• Your task:
Here are some entries; quote each one exactly.

• Data extract:
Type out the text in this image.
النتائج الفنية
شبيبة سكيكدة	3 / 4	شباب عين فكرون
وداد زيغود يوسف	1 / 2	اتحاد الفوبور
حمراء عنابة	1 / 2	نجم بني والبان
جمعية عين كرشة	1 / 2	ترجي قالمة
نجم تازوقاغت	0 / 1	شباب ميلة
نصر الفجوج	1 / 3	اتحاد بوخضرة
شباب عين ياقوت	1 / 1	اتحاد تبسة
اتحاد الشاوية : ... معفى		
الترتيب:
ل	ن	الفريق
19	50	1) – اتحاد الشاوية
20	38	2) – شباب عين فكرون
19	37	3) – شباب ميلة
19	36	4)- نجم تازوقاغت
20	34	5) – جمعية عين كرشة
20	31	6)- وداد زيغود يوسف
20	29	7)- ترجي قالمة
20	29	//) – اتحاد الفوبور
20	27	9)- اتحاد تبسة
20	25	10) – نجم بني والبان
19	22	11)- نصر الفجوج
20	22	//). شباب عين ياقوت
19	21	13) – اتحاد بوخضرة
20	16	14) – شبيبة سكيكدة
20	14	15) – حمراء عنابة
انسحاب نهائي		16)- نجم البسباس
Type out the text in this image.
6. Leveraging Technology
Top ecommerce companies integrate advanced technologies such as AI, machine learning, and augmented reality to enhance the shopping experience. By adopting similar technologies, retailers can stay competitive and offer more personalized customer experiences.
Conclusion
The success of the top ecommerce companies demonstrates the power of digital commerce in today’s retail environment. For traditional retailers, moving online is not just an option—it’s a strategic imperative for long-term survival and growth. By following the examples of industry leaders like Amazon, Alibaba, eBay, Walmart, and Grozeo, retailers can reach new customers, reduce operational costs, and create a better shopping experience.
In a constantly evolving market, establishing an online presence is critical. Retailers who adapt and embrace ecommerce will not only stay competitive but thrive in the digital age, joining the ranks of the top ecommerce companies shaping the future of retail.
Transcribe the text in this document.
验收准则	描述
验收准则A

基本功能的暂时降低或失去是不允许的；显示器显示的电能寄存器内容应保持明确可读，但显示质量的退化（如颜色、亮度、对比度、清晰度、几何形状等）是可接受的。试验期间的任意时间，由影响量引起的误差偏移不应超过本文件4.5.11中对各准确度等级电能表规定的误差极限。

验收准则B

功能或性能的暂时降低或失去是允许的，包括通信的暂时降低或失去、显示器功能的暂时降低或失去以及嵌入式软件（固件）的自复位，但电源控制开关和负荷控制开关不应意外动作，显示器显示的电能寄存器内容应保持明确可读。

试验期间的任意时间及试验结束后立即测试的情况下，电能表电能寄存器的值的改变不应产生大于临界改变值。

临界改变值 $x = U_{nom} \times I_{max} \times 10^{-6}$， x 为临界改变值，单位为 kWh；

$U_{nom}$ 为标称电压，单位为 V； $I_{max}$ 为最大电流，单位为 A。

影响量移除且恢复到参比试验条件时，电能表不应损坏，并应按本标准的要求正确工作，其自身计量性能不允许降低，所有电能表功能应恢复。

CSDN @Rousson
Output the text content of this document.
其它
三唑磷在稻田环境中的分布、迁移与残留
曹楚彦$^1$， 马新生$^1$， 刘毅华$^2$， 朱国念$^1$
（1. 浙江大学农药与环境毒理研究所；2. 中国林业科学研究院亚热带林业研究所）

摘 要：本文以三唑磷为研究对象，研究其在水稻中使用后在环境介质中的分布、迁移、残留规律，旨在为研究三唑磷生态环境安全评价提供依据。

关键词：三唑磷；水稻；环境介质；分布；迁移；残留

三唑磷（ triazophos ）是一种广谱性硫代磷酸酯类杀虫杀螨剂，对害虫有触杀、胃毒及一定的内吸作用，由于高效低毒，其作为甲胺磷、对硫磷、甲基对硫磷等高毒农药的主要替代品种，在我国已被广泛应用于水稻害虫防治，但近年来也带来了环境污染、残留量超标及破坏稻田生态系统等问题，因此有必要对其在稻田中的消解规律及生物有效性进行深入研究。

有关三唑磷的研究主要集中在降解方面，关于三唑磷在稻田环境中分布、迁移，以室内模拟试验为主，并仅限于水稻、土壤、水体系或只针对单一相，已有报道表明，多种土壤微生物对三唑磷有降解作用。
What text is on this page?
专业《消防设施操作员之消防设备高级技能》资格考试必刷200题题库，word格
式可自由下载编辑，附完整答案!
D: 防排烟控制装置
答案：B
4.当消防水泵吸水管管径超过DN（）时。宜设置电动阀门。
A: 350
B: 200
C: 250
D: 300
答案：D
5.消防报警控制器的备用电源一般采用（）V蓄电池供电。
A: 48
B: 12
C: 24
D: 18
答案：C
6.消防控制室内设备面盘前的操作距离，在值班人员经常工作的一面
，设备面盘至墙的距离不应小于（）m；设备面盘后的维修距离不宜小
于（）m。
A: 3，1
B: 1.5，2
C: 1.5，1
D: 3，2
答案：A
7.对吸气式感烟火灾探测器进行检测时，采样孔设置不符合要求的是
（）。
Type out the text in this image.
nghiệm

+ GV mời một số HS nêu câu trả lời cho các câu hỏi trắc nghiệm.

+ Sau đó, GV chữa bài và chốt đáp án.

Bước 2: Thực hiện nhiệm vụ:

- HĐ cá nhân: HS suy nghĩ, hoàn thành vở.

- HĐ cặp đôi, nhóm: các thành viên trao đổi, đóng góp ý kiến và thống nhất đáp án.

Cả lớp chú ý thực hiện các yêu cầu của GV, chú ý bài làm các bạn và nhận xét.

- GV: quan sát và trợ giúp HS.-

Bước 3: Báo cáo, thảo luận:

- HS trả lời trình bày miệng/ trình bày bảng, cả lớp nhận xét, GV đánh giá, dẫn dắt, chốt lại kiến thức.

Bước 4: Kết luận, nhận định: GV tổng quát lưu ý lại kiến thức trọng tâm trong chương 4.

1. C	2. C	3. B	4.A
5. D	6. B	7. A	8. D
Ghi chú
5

• Complete output:
Type out the text in this image.
النتائج الفنية
شبيبة سكيكدة	3 / 4	شباب عين فكرون
وداد زيغود يوسف	1 / 2	اتحاد الفوبور
حمراء عنابة	1 / 2	نجم بني والبان
جمعية عين كرشة	1 / 2	ترجي قالمة
نجم تازوقاغت	0 / 1	شباب ميلة
نصر الفجوج	1 / 3	اتحاد بوخضرة
شباب عين ياقوت	1 / 1	اتحاد تبسة
اتحاد الشاوية : ... معفى		
الترتيب:
ل	ن	الفريق
19	50	1) – اتحاد الشاوية
20	38	2) – شباب عين فكرون
19	37	3) – شباب ميلة
19	36	4)- نجم تازوقاغت
20	34	5) – جمعية عين كرشة
20	31	6)- وداد زيغود يوسف
20	29	7)- ترجي قالمة
20	29	//) – اتحاد الفوبور
20	27	9)- اتحاد تبسة
20	25	10) – نجم بني والبان
19	22	11)- نصر الفجوج
20	22	//). شباب عين ياقوت
19	21	13) – اتحاد بوخضرة
20	16	14) – شبيبة سكيكدة
20	14	15) – حمراء عنابة
انسحاب نهائي		16)- نجم البسباس
Type out the text in this image.
6. Leveraging Technology
Top ecommerce companies integrate advanced technologies such as AI, machine learning, and augmented reality to enhance the shopping experience. By adopting similar technologies, retailers can stay competitive and offer more personalized customer experiences.
Conclusion
The success of the top ecommerce companies demonstrates the power of digital commerce in today’s retail environment. For traditional retailers, moving online is not just an option—it’s a strategic imperative for long-term survival and growth. By following the examples of industry leaders like Amazon, Alibaba, eBay, Walmart, and Grozeo, retailers can reach new customers, reduce operational costs, and create a better shopping experience.
In a constantly evolving market, establishing an online presence is critical. Retailers who adapt and embrace ecommerce will not only stay competitive but thrive in the digital age, joining the ranks of the top ecommerce companies shaping the future of retail.
Transcribe the text in this document.
验收准则	描述
验收准则A

基本功能的暂时降低或失去是不允许的；显示器显示的电能寄存器内容应保持明确可读，但显示质量的退化（如颜色、亮度、对比度、清晰度、几何形状等）是可接受的。试验期间的任意时间，由影响量引起的误差偏移不应超过本文件4.5.11中对各准确度等级电能表规定的误差极限。

验收准则B

功能或性能的暂时降低或失去是允许的，包括通信的暂时降低或失去、显示器功能的暂时降低或失去以及嵌入式软件（固件）的自复位，但电源控制开关和负荷控制开关不应意外动作，显示器显示的电能寄存器内容应保持明确可读。

试验期间的任意时间及试验结束后立即测试的情况下，电能表电能寄存器的值的改变不应产生大于临界改变值。

临界改变值 $x = U_{nom} \times I_{max} \times 10^{-6}$， x 为临界改变值，单位为 kWh；

$U_{nom}$ 为标称电压，单位为 V； $I_{max}$ 为最大电流，单位为 A。

影响量移除且恢复到参比试验条件时，电能表不应损坏，并应按本标准的要求正确工作，其自身计量性能不允许降低，所有电能表功能应恢复。

CSDN @Rousson
Output the text content of this document.
其它
三唑磷在稻田环境中的分布、迁移与残留
曹楚彦$^1$， 马新生$^1$， 刘毅华$^2$， 朱国念$^1$
（1. 浙江大学农药与环境毒理研究所；2. 中国林业科学研究院亚热带林业研究所）

摘 要：本文以三唑磷为研究对象，研究其在水稻中使用后在环境介质中的分布、迁移、残留规律，旨在为研究三唑磷生态环境安全评价提供依据。

关键词：三唑磷；水稻；环境介质；分布；迁移；残留

三唑磷（ triazophos ）是一种广谱性硫代磷酸酯类杀虫杀螨剂，对害虫有触杀、胃毒及一定的内吸作用，由于高效低毒，其作为甲胺磷、对硫磷、甲基对硫磷等高毒农药的主要替代品种，在我国已被广泛应用于水稻害虫防治，但近年来也带来了环境污染、残留量超标及破坏稻田生态系统等问题，因此有必要对其在稻田中的消解规律及生物有效性进行深入研究。

有关三唑磷的研究主要集中在降解方面，关于三唑磷在稻田环境中分布、迁移，以室内模拟试验为主，并仅限于水稻、土壤、水体系或只针对单一相，已有报道表明，多种土壤微生物对三唑磷有降解作用。
What text is on this page?
专业《消防设施操作员之消防设备高级技能》资格考试必刷200题题库，word格
式可自由下载编辑，附完整答案!
D: 防排烟控制装置
答案：B
4.当消防水泵吸水管管径超过DN（）时。宜设置电动阀门。
A: 350
B: 200
C: 250
D: 300
答案：D
5.消防报警控制器的备用电源一般采用（）V蓄电池供电。
A: 48
B: 12
C: 24
D: 18
答案：C
6.消防控制室内设备面盘前的操作距离，在值班人员经常工作的一面
，设备面盘至墙的距离不应小于（）m；设备面盘后的维修距离不宜小
于（）m。
A: 3，1
B: 1.5，2
C: 1.5，1
D: 3，2
答案：A
7.对吸气式感烟火灾探测器进行检测时，采样孔设置不符合要求的是
（）。
Type out the text in this image.
nghiệm

+ GV mời một số HS nêu câu trả lời cho các câu hỏi trắc nghiệm.

+ Sau đó, GV chữa bài và chốt đáp án.

Bước 2: Thực hiện nhiệm vụ:

- HĐ cá nhân: HS suy nghĩ, hoàn thành vở.

- HĐ cặp đôi, nhóm: các thành viên trao đổi, đóng góp ý kiến và thống nhất đáp án.

Cả lớp chú ý thực hiện các yêu cầu của GV, chú ý bài làm các bạn và nhận xét.

- GV: quan sát và trợ giúp HS.-

Bước 3: Báo cáo, thảo luận:

- HS trả lời trình bày miệng/ trình bày bảng, cả lớp nhận xét, GV đánh giá, dẫn dắt, chốt lại kiến thức.

Bước 4: Kết luận, nhận định: GV tổng quát lưu ý lại kiến thức trọng tâm trong chương 4.

1. C	2. C	3. B	4.A
5. D	6. B	7. A	8. D
Ghi chú
5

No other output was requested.